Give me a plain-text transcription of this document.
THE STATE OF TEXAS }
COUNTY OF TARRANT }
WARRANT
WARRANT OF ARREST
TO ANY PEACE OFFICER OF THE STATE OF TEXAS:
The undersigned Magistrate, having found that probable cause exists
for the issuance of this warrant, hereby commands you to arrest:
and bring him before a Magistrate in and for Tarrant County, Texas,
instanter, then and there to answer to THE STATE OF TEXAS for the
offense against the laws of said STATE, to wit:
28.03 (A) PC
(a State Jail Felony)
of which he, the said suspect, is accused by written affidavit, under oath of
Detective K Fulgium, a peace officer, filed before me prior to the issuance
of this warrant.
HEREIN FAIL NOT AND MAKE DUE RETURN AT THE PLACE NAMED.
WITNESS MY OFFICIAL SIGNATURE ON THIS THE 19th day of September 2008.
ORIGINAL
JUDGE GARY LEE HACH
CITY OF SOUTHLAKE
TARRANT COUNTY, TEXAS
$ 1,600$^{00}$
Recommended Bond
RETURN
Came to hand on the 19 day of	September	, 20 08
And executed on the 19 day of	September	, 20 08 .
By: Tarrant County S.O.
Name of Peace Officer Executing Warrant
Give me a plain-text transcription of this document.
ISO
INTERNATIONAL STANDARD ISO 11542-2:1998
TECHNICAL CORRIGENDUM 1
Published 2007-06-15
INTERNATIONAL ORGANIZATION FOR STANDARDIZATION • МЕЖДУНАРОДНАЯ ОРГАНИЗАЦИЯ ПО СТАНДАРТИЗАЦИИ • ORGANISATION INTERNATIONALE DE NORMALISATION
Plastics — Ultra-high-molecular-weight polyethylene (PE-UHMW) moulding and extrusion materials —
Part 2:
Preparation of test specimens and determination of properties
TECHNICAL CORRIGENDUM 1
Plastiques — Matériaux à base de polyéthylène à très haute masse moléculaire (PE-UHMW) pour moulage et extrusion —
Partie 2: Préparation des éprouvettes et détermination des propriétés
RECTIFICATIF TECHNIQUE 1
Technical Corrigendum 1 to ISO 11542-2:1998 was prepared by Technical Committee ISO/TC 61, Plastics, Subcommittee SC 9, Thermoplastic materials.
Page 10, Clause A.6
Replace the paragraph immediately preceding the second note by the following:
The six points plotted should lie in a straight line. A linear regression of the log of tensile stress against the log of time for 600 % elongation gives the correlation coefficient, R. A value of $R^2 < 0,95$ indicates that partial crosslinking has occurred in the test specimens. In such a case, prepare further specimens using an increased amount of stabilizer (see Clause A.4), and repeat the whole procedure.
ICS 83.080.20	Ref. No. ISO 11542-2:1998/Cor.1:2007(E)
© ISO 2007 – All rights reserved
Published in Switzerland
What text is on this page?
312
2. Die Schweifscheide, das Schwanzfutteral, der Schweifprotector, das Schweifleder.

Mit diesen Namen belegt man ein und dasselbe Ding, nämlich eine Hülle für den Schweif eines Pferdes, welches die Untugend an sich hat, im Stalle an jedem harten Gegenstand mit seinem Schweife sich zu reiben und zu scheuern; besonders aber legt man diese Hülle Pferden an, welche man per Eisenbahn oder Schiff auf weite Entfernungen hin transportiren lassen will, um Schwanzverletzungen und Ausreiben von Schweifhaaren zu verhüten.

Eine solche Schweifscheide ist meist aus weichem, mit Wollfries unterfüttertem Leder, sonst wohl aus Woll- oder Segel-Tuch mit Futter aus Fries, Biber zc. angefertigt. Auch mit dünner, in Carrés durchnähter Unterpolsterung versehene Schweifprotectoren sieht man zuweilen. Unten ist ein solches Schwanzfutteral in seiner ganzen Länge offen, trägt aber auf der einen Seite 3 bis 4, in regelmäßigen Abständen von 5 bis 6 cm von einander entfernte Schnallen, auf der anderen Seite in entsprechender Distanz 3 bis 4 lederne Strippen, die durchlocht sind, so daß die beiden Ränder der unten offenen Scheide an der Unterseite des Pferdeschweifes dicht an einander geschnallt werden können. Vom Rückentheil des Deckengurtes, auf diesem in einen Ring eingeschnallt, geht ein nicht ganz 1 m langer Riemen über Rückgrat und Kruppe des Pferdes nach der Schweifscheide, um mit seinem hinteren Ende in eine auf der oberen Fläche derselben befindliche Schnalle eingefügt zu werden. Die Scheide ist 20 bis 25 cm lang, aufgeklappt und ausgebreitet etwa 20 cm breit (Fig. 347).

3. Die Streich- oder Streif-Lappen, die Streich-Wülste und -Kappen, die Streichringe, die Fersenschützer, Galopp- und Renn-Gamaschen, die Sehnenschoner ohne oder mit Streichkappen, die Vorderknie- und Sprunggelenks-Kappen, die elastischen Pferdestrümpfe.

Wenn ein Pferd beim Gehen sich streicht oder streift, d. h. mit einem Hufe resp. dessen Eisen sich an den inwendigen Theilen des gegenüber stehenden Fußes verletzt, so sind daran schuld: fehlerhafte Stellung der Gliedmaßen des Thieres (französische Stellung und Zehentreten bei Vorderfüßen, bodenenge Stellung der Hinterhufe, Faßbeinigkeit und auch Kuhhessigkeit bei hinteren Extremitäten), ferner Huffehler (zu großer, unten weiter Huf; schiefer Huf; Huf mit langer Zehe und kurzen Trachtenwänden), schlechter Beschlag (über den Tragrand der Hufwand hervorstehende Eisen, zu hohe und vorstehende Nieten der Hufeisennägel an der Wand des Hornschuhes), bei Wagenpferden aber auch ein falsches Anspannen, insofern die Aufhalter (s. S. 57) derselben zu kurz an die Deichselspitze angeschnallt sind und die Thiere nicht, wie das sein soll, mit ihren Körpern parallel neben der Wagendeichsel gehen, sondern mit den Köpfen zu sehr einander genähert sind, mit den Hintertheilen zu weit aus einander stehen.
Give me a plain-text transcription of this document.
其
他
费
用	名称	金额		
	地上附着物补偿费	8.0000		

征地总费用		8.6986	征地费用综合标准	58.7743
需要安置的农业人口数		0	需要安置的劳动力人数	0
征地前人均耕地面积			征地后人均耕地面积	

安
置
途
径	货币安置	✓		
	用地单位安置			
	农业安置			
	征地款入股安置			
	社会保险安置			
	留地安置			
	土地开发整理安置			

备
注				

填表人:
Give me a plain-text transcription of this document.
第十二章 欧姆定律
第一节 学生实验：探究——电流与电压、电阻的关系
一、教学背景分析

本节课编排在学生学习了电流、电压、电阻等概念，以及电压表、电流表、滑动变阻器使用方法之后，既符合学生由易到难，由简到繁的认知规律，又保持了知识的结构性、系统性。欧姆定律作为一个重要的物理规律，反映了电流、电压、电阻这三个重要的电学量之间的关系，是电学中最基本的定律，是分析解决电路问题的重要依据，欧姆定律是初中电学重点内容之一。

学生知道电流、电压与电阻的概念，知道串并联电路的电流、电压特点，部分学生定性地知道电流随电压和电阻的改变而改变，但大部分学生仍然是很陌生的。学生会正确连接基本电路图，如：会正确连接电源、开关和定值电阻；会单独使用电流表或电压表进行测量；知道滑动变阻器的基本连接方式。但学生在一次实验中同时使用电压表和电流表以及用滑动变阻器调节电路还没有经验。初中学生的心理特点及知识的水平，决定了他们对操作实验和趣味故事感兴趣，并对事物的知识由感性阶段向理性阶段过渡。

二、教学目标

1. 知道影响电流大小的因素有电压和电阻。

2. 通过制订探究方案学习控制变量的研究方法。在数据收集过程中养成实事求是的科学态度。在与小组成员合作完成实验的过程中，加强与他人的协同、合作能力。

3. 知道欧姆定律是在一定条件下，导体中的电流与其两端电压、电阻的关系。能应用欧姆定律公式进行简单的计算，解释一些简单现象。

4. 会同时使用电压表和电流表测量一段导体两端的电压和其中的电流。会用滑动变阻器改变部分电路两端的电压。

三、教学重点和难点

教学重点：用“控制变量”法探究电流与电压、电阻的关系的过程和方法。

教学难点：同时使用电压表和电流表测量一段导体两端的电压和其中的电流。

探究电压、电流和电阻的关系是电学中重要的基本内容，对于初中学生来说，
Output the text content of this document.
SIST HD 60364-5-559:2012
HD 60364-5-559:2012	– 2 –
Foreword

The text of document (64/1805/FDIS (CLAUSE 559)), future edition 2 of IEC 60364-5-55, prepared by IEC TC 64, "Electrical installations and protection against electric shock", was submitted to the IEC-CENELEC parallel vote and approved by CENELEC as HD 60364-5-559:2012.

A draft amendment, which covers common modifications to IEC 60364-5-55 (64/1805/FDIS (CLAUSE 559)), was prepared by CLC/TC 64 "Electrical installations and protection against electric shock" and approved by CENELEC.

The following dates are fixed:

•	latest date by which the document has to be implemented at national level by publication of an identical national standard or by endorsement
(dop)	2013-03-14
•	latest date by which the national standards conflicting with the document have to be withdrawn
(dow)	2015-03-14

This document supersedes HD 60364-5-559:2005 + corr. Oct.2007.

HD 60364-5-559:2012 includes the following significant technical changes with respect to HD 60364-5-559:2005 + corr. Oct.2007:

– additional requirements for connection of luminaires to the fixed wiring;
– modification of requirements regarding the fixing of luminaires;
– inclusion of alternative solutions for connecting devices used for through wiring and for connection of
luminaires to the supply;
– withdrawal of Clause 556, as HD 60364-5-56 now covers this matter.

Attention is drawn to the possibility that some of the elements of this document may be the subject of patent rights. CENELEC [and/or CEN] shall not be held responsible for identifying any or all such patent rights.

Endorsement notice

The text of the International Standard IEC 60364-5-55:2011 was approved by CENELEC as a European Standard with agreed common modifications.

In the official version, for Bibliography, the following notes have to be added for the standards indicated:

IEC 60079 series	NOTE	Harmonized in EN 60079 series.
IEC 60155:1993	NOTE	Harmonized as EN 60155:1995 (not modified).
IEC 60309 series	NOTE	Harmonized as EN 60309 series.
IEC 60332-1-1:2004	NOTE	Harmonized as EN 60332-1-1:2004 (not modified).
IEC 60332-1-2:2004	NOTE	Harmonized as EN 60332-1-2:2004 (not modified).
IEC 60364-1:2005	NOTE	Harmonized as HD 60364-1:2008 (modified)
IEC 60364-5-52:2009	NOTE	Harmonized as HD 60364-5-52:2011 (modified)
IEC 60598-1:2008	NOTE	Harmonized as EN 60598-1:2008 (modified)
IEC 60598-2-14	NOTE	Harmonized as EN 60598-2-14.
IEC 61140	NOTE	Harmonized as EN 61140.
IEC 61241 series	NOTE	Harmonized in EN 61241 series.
····················
Search the lines above for the string "series" and copy each line that has it.

▸ **Output of the exercise**:
IEC 60079 series	NOTE	Harmonized in EN 60079 series.
IEC 60309 series	NOTE	Harmonized as EN 60309 series.
IEC 61241 series	NOTE	Harmonized in EN 61241 series.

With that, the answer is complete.